TEXTO DE LECTURA -
-*-*-

Alicia Genovese: Leer poesía, lo leve, lo grave, lo opaco (Enfrentar, como constantemente hace el poema, los condicionamientos que impone el lenguaje, desordenarlo de manera imprevisible con un habla mezclada)











¿Usted quiere saber, pensar, leer o escribir poesía?
Entonces lea este libro: Leer poesía: Lo leve, lo grave, lo opaco, magníficos ensayos de Alicia Genovese editado en el Fondo de Cultura Económica.
 Aquí va un extracto de la Primera parte “Poesía y modernidad”.

Y yo también, dije o grité, todos los mexicanos
somos más real visceralistas que estridentistas,
pero qué importa, el estridentismo y el realismo
visceral son sólo dos máscaras para llegar a donde
de verdad queremos llegar. ¿Y dónde queremos
llegar?, dijo ella. A la modernidad, Cesárea,
a la pinche modernidad.
Roberto Bol año, Los detectives salvajes.

Los posmodernos tienen razón acerca de la dispersión
–toda reunión contemporánea es politemporal–,
pero se equivocan al conservar el
marco y creer todavía en la exigencia de novedad
continua que reivindicaba el modernismo.
Bruno Latour, Nunca fuimos modernos.

-*-*-

INSTRUCCIONES -
- a) Según el texto sobre el libro de Alicia Genovese, ¿qué editorial publicó el libro?
- b) Retoma el texto sobre el libro de Alicia Genovese y sigue escribiéndolo a partir de su última línea.
Las filas vienen de otra fuente.

DATOS PROPORCIONADOS -
-*-*-

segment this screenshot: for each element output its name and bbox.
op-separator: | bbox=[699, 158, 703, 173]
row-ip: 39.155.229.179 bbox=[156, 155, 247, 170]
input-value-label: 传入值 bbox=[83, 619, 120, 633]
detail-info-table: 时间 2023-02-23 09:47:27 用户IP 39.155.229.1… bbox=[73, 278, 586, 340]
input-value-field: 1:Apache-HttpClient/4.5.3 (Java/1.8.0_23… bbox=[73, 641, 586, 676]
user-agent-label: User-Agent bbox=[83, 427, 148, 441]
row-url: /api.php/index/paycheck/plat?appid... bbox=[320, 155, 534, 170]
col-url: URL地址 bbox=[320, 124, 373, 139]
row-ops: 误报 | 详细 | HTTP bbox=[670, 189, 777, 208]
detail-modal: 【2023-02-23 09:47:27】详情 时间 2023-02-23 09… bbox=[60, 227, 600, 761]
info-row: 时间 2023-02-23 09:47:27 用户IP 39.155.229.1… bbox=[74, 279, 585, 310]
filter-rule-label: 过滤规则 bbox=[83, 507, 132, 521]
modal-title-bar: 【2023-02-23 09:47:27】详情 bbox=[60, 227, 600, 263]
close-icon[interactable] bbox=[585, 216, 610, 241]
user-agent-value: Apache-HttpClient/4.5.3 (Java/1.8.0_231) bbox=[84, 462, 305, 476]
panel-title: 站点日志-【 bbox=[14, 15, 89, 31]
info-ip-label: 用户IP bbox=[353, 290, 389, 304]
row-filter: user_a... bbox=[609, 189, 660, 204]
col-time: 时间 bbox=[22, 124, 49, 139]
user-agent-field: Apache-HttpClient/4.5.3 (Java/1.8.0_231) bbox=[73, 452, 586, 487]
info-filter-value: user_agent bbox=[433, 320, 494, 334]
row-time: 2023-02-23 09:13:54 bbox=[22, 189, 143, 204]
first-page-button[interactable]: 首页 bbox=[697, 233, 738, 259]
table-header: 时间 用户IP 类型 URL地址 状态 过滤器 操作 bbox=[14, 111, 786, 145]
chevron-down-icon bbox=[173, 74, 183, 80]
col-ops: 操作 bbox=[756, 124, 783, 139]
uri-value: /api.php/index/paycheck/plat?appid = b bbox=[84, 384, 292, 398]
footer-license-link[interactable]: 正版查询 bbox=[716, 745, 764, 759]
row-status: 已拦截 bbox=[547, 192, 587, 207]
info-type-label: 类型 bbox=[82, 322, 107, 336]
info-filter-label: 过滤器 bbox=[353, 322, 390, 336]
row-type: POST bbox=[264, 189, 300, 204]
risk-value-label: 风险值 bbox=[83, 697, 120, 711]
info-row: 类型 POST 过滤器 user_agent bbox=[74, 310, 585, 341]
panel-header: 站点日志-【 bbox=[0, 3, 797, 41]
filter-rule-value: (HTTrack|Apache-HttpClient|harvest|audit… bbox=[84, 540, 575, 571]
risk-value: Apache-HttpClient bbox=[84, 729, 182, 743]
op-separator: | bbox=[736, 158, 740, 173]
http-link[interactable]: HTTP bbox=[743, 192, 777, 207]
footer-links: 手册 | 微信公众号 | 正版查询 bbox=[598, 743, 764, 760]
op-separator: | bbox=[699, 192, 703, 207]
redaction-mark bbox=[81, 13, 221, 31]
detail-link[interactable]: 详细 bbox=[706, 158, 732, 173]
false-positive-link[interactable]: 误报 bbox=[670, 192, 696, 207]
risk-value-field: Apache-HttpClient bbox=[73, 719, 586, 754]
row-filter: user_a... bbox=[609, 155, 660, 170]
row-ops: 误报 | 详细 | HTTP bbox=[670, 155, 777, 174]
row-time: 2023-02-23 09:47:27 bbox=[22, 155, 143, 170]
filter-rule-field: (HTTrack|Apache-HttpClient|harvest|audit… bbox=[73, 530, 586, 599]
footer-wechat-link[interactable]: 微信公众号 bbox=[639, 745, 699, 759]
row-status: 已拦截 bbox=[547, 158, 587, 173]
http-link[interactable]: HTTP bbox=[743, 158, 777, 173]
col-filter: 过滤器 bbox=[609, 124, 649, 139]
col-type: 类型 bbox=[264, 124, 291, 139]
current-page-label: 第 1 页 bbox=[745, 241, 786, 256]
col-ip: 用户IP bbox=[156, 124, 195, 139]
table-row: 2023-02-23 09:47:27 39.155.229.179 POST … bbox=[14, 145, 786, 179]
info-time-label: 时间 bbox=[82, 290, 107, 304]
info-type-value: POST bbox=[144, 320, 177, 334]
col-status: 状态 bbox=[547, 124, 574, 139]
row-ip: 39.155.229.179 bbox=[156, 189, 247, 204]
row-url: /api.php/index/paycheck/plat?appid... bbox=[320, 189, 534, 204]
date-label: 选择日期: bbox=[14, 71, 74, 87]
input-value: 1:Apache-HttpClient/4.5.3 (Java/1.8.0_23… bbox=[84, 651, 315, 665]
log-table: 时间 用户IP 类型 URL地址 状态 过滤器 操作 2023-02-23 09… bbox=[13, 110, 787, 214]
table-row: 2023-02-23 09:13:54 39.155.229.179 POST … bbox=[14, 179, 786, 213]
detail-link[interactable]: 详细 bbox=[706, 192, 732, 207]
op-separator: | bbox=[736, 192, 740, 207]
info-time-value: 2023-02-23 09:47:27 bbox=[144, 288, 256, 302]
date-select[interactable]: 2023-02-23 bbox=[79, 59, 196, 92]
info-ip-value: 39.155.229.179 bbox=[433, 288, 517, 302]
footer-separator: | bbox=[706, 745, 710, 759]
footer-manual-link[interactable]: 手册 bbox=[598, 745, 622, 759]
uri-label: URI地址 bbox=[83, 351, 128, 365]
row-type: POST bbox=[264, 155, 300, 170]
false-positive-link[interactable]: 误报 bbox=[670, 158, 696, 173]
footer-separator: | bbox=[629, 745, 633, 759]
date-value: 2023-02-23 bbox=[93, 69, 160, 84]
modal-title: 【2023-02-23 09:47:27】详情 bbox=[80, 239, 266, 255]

-*-*-

RESULTADOS POR TAREA -
- a) El Fondo de Cultura Económica.

- b)
Descolocada frente a las exigencias de la comunicación inmediata donde el lenguaje es instrumento para algo que sucede fuera, la lengua poética, la poesía misma, adquiere apariencia de distracción, de ineficacia. Despreocupada de las preguntas básicas, pero obvias como preguntas, a las que responden los mensajes transmisores de información, la poesía enmudece, apenas responde. Frente a la eficiencia y a la locuacidad de otros lenguajes, la poesía es un zapping hacia otro canal, un corte de ruta frente a una economía comunicacional que exige ciertas reglas de exposición, una dispositio fuera de cuya retórica acosa el fantasma del exilio. Pienso en el qué, el cómo, el dónde, el cuándo y el por qué que exige la noticia periodística para cumplir con el mandato de objetividad; pienso en el formulismo de la jurisprudencia como código saturado de redundancia.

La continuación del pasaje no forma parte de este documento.